### YOUR INSTRUCTIONS:
Transcribe every entry word for word. Skip the pictures.

[Recorded data]
%%
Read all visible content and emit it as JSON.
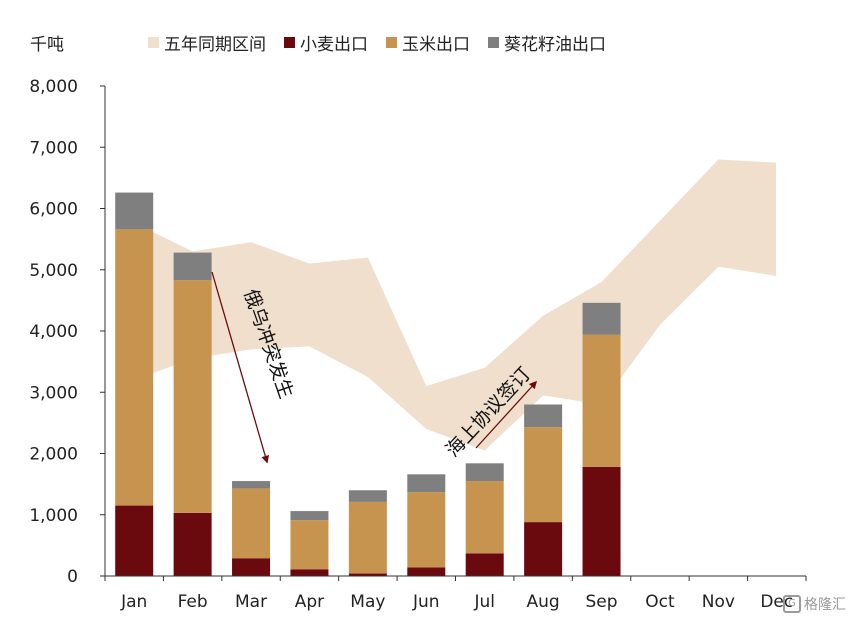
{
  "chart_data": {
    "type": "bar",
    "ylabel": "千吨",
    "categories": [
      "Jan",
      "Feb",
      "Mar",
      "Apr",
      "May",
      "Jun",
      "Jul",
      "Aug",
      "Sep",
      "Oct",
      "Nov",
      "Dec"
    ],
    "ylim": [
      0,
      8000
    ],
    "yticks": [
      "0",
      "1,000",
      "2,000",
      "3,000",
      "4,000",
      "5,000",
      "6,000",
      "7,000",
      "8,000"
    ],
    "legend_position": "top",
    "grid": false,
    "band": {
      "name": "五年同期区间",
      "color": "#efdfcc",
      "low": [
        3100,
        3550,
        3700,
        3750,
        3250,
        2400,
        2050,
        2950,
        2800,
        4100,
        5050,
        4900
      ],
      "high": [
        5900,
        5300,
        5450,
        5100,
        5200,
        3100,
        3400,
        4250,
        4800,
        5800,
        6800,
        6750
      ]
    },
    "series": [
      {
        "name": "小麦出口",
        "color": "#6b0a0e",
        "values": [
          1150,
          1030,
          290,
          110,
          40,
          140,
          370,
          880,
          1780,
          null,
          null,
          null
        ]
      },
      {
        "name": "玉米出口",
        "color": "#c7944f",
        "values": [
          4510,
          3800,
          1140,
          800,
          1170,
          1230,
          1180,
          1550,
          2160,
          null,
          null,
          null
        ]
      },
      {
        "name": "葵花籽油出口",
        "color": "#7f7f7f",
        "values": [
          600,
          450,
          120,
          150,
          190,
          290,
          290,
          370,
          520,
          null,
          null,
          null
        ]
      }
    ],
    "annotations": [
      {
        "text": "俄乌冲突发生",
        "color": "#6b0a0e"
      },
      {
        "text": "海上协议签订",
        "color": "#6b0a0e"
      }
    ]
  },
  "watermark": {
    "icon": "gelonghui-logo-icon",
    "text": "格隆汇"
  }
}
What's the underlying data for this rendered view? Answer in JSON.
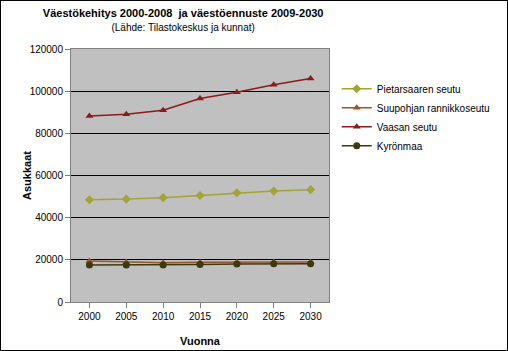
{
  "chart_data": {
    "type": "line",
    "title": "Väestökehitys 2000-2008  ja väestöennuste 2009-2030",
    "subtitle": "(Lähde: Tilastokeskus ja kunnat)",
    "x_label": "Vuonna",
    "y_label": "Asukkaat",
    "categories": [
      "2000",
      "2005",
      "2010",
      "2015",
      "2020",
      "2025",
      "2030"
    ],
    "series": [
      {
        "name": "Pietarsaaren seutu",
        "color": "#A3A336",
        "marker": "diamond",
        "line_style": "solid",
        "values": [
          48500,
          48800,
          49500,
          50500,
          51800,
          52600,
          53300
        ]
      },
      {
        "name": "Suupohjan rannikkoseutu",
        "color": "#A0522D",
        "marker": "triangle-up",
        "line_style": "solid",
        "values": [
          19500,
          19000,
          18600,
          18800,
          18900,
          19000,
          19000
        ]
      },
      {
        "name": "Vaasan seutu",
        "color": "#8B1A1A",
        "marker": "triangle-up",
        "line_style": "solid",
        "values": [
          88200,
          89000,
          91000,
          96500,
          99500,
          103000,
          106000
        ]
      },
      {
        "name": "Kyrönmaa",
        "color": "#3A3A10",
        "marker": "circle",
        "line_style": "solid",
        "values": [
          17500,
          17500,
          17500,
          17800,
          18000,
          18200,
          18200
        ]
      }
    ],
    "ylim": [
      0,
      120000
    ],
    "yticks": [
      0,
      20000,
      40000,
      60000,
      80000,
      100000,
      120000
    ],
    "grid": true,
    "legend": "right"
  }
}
%%
### SOLVED EXERCISE:
Read all visible content and emit it as JSON.
{
  "chart_data": {
    "type": "bar",
    "ylabel": "千吨",
    "categories": [
      "Jan",
      "Feb",
      "Mar",
      "Apr",
      "May",
      "Jun",
      "Jul",
      "Aug",
      "Sep",
      "Oct",
      "Nov",
      "Dec"
    ],
    "ylim": [
      0,
      8000
    ],
    "yticks": [
      "0",
      "1,000",
      "2,000",
      "3,000",
      "4,000",
      "5,000",
      "6,000",
      "7,000",
      "8,000"
    ],
    "legend_position": "top",
    "grid": false,
    "band": {
      "name": "五年同期区间",
      "color": "#efdfcc",
      "low": [
        3100,
        3550,
        3700,
        3750,
        3250,
        2400,
        2050,
        2950,
        2800,
        4100,
        5050,
        4900
      ],
      "high": [
        5900,
        5300,
        5450,
        5100,
        5200,
        3100,
        3400,
        4250,
        4800,
        5800,
        6800,
        6750
      ]
    },
    "series": [
      {
        "name": "小麦出口",
        "color": "#6b0a0e",
        "values": [
          1150,
          1030,
          290,
          110,
          40,
          140,
          370,
          880,
          1780,
          null,
          null,
          null
        ]
      },
      {
        "name": "玉米出口",
        "color": "#c7944f",
        "values": [
          4510,
          3800,
          1140,
          800,
          1170,
          1230,
          1180,
          1550,
          2160,
          null,
          null,
          null
        ]
      },
      {
        "name": "葵花籽油出口",
        "color": "#7f7f7f",
        "values": [
          600,
          450,
          120,
          150,
          190,
          290,
          290,
          370,
          520,
          null,
          null,
          null
        ]
      }
    ],
    "annotations": [
      {
        "text": "俄乌冲突发生",
        "color": "#6b0a0e"
      },
      {
        "text": "海上协议签订",
        "color": "#6b0a0e"
      }
    ]
  },
  "watermark": {
    "icon": "gelonghui-logo-icon",
    "text": "格隆汇"
  }
}
What's the underlying data for this rendered view? Answer in JSON.
{
  "chart_data": {
    "type": "line",
    "title": "Väestökehitys 2000-2008  ja väestöennuste 2009-2030",
    "subtitle": "(Lähde: Tilastokeskus ja kunnat)",
    "x_label": "Vuonna",
    "y_label": "Asukkaat",
    "categories": [
      "2000",
      "2005",
      "2010",
      "2015",
      "2020",
      "2025",
      "2030"
    ],
    "series": [
      {
        "name": "Pietarsaaren seutu",
        "color": "#A3A336",
        "marker": "diamond",
        "line_style": "solid",
        "values": [
          48500,
          48800,
          49500,
          50500,
          51800,
          52600,
          53300
        ]
      },
      {
        "name": "Suupohjan rannikkoseutu",
        "color": "#A0522D",
        "marker": "triangle-up",
        "line_style": "solid",
        "values": [
          19500,
          19000,
          18600,
          18800,
          18900,
          19000,
          19000
        ]
      },
      {
        "name": "Vaasan seutu",
        "color": "#8B1A1A",
        "marker": "triangle-up",
        "line_style": "solid",
        "values": [
          88200,
          89000,
          91000,
          96500,
          99500,
          103000,
          106000
        ]
      },
      {
        "name": "Kyrönmaa",
        "color": "#3A3A10",
        "marker": "circle",
        "line_style": "solid",
        "values": [
          17500,
          17500,
          17500,
          17800,
          18000,
          18200,
          18200
        ]
      }
    ],
    "ylim": [
      0,
      120000
    ],
    "yticks": [
      0,
      20000,
      40000,
      60000,
      80000,
      100000,
      120000
    ],
    "grid": true,
    "legend": "right"
  }
}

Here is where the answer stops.